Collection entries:
────────────────────────────────────────

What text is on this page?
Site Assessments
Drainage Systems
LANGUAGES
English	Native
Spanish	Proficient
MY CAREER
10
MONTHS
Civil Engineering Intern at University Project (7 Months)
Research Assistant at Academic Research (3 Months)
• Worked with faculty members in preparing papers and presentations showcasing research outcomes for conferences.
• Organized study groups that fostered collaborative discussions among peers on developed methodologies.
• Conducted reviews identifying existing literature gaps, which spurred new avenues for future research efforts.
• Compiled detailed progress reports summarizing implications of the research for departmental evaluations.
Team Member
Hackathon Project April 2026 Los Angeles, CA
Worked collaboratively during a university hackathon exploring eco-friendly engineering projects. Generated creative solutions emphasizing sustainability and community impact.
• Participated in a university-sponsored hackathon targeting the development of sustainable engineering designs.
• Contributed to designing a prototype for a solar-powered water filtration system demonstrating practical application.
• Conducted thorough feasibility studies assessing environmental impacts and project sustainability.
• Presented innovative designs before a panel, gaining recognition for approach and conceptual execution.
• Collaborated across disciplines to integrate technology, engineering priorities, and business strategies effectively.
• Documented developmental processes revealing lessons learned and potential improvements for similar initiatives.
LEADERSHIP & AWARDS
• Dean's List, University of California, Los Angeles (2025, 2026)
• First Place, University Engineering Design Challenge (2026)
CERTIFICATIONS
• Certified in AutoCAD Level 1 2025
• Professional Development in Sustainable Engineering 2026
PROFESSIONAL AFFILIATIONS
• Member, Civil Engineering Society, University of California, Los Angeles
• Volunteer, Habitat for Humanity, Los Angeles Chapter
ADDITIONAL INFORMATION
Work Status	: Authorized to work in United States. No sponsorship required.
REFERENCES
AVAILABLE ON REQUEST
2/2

────────────────────────────────────────

▶ [WRITTEN INSTRUCTION] From the records above, extract everything verbatim.

▶ [THE RESPONSE]
What text is on this page?
Site Assessments
Drainage Systems
LANGUAGES
English	Native
Spanish	Proficient
MY CAREER
10
MONTHS
Civil Engineering Intern at University Project (7 Months)
Research Assistant at Academic Research (3 Months)
• Worked with faculty members in preparing papers and presentations showcasing research outcomes for conferences.
• Organized study groups that fostered collaborative discussions among peers on developed methodologies.
• Conducted reviews identifying existing literature gaps, which spurred new avenues for future research efforts.
• Compiled detailed progress reports summarizing implications of the research for departmental evaluations.
Team Member
Hackathon Project April 2026 Los Angeles, CA
Worked collaboratively during a university hackathon exploring eco-friendly engineering projects. Generated creative solutions emphasizing sustainability and community impact.
• Participated in a university-sponsored hackathon targeting the development of sustainable engineering designs.
• Contributed to designing a prototype for a solar-powered water filtration system demonstrating practical application.
• Conducted thorough feasibility studies assessing environmental impacts and project sustainability.
• Presented innovative designs before a panel, gaining recognition for approach and conceptual execution.
• Collaborated across disciplines to integrate technology, engineering priorities, and business strategies effectively.
• Documented developmental processes revealing lessons learned and potential improvements for similar initiatives.
LEADERSHIP & AWARDS
• Dean's List, University of California, Los Angeles (2025, 2026)
• First Place, University Engineering Design Challenge (2026)
CERTIFICATIONS
• Certified in AutoCAD Level 1 2025
• Professional Development in Sustainable Engineering 2026
PROFESSIONAL AFFILIATIONS
• Member, Civil Engineering Society, University of California, Los Angeles
• Volunteer, Habitat for Humanity, Los Angeles Chapter
ADDITIONAL INFORMATION
Work Status	: Authorized to work in United States. No sponsorship required.
REFERENCES
AVAILABLE ON REQUEST
2/2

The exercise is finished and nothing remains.